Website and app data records
Segment Open
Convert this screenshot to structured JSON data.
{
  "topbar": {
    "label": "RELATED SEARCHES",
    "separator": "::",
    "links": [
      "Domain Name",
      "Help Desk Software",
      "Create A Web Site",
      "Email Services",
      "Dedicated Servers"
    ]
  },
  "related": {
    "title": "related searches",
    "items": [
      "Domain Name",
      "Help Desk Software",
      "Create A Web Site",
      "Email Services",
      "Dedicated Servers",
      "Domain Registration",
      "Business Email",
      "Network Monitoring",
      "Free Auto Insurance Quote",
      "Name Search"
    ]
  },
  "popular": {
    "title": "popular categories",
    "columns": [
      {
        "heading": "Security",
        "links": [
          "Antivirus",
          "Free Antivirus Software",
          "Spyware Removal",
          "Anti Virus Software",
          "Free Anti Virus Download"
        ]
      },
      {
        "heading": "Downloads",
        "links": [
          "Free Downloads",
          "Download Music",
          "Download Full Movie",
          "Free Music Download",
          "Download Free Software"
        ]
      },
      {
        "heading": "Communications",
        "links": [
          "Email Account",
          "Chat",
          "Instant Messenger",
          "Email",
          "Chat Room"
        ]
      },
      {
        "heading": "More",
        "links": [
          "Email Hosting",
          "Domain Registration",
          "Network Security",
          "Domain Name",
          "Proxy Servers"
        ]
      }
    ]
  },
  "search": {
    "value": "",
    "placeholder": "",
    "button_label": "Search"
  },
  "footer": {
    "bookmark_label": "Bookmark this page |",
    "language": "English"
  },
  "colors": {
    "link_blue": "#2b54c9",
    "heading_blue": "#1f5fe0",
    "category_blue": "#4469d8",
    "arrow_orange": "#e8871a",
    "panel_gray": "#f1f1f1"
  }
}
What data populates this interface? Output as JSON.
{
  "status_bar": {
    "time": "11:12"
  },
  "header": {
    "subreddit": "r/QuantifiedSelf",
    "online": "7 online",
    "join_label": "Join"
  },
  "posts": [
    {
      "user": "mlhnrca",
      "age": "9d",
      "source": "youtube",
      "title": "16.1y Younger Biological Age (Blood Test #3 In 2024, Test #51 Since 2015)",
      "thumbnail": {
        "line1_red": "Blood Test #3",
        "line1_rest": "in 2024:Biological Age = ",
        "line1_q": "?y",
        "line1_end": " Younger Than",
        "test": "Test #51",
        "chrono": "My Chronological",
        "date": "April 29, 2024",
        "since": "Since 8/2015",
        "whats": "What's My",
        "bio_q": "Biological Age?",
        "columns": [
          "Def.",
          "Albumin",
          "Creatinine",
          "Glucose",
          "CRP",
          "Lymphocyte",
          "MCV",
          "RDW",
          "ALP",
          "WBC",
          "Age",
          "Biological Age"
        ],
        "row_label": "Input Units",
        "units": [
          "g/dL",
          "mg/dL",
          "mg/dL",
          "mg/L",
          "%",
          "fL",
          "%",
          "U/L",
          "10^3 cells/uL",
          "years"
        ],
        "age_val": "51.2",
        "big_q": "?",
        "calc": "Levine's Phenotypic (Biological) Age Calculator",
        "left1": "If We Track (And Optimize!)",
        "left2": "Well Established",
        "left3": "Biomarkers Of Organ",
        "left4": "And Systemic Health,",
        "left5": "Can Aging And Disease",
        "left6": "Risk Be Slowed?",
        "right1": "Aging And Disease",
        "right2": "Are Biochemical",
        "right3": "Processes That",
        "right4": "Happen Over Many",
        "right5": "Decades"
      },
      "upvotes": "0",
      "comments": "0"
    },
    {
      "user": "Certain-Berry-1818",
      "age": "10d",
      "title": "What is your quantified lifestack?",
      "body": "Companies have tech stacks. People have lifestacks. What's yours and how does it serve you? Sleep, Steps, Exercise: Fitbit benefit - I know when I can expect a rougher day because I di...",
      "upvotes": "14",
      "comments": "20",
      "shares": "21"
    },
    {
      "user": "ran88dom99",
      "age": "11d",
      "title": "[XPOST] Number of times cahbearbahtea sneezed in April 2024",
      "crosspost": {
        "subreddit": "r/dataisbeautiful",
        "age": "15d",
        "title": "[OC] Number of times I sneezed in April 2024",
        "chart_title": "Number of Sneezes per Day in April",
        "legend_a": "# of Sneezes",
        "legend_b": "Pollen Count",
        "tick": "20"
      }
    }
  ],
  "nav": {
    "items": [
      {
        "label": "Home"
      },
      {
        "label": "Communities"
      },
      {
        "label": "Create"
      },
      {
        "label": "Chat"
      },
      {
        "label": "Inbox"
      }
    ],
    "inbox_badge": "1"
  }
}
Segment Closed
- **Exercise details**
A single number is needed: the count of lines in the records that include "What".

- **Task response**
4